## Task to complete
Take the line containing "Give me a plain-text" and every line after it to the end of the records, and copy them exactly, leaving out pictures.

## The input
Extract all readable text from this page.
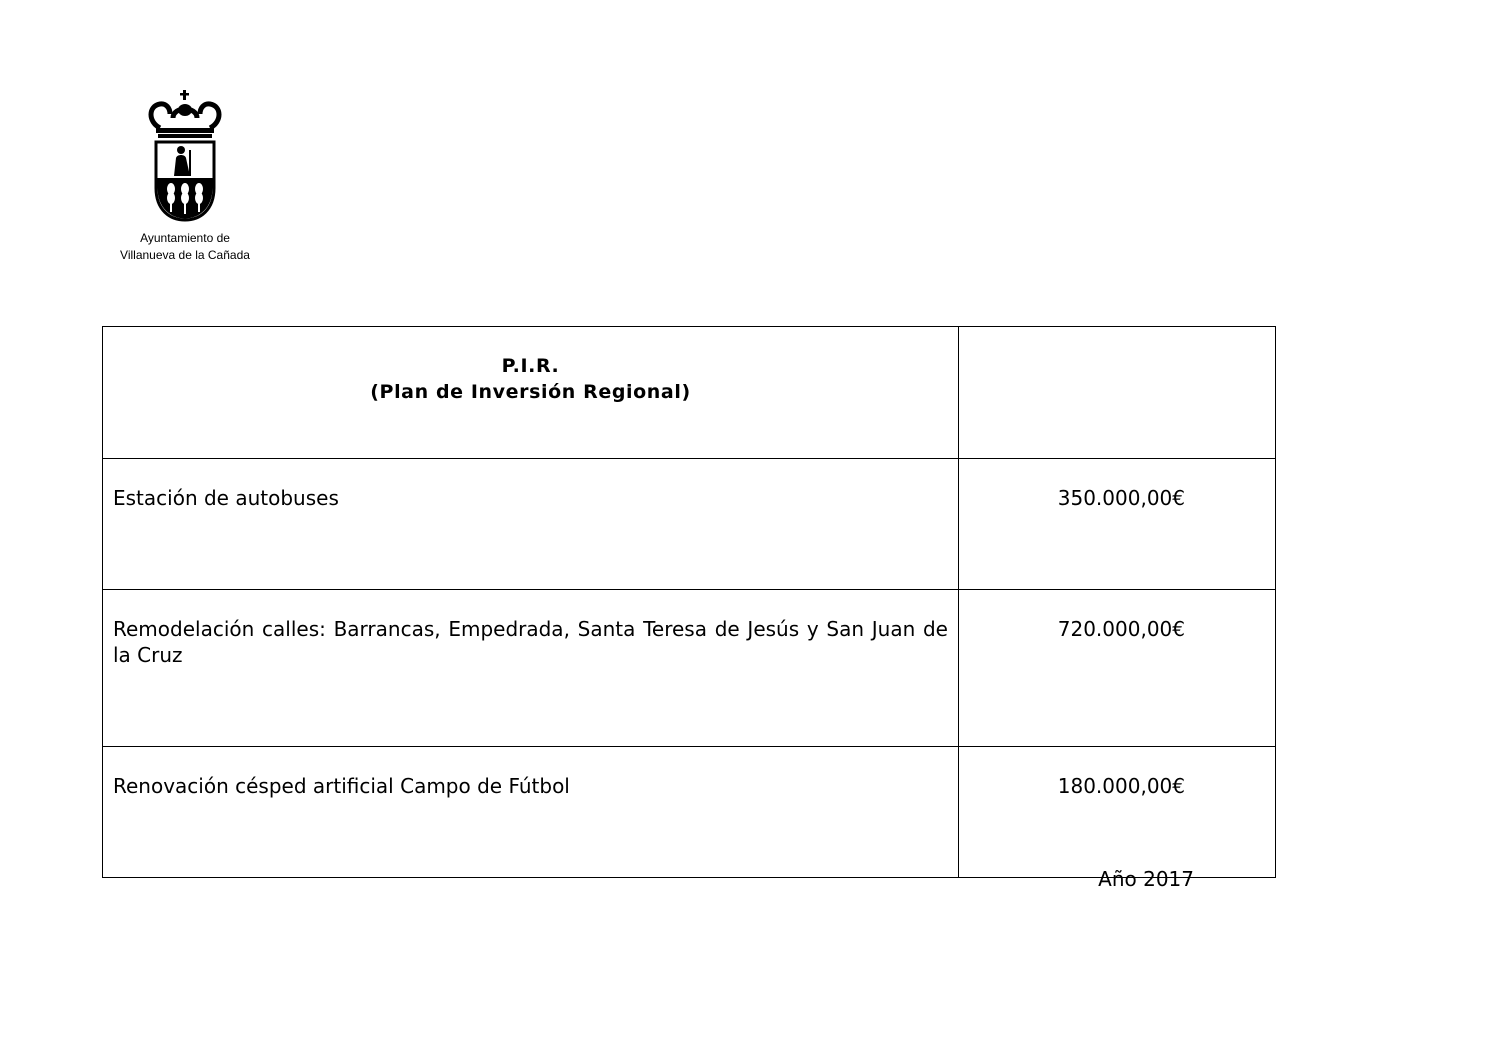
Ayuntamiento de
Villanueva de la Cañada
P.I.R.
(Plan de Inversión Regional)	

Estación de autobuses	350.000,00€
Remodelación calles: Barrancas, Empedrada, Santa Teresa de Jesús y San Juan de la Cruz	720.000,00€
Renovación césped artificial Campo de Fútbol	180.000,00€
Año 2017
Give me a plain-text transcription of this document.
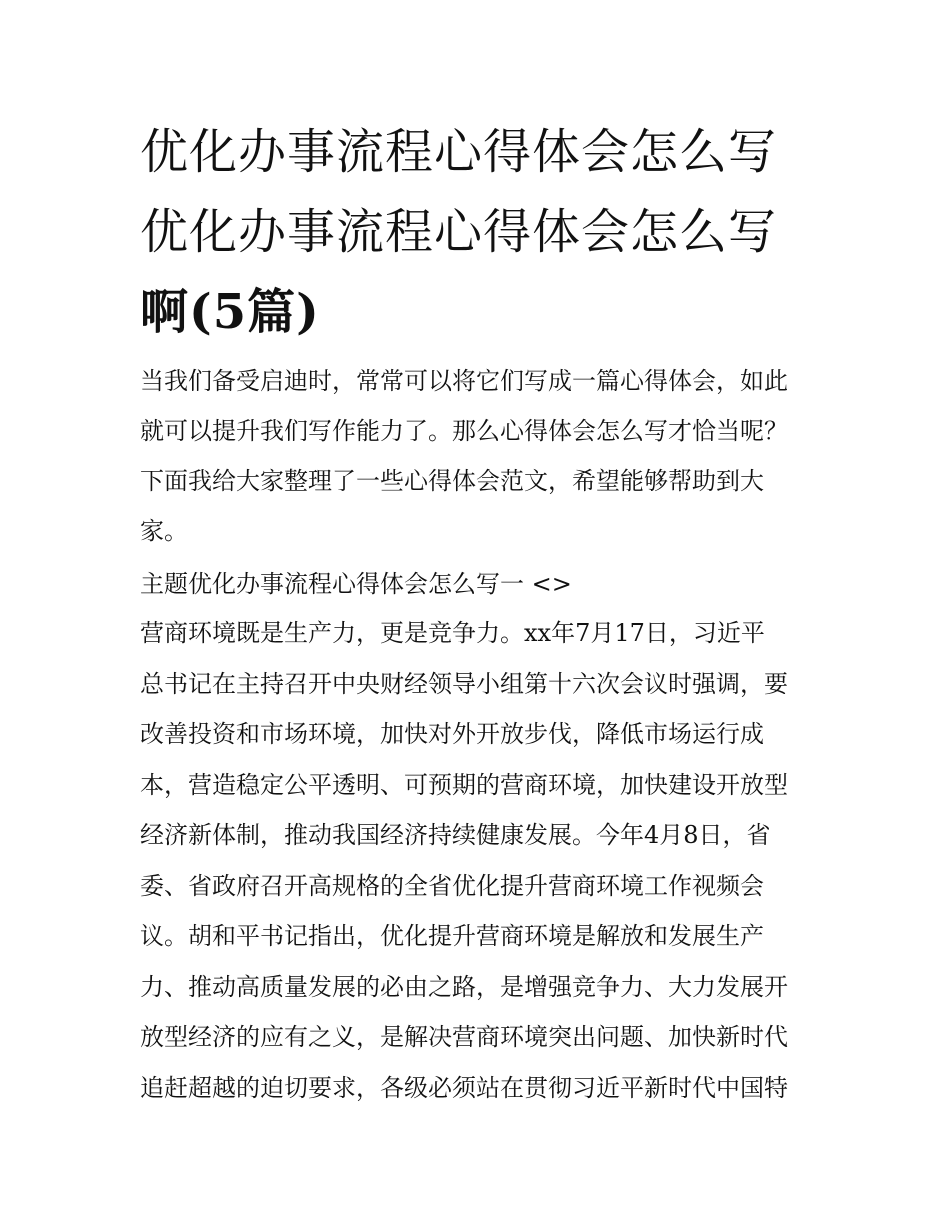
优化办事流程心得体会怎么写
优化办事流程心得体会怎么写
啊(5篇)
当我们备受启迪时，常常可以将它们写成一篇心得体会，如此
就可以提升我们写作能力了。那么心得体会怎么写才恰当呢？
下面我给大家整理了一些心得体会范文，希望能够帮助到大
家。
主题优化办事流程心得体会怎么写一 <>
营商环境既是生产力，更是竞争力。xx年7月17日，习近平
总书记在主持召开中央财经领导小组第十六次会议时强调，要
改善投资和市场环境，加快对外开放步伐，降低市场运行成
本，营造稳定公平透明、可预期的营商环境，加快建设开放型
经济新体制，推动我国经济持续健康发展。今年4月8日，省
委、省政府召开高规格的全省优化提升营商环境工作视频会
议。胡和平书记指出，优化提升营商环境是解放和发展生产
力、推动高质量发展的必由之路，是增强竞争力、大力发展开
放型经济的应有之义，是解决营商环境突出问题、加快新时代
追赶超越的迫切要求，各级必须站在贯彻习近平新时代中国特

## Task answer
Give me a plain-text transcription of this document.
优化办事流程心得体会怎么写
优化办事流程心得体会怎么写
啊(5篇)
当我们备受启迪时，常常可以将它们写成一篇心得体会，如此
就可以提升我们写作能力了。那么心得体会怎么写才恰当呢？
下面我给大家整理了一些心得体会范文，希望能够帮助到大
家。
主题优化办事流程心得体会怎么写一 <>
营商环境既是生产力，更是竞争力。xx年7月17日，习近平
总书记在主持召开中央财经领导小组第十六次会议时强调，要
改善投资和市场环境，加快对外开放步伐，降低市场运行成
本，营造稳定公平透明、可预期的营商环境，加快建设开放型
经济新体制，推动我国经济持续健康发展。今年4月8日，省
委、省政府召开高规格的全省优化提升营商环境工作视频会
议。胡和平书记指出，优化提升营商环境是解放和发展生产
力、推动高质量发展的必由之路，是增强竞争力、大力发展开
放型经济的应有之义，是解决营商环境突出问题、加快新时代
追赶超越的迫切要求，各级必须站在贯彻习近平新时代中国特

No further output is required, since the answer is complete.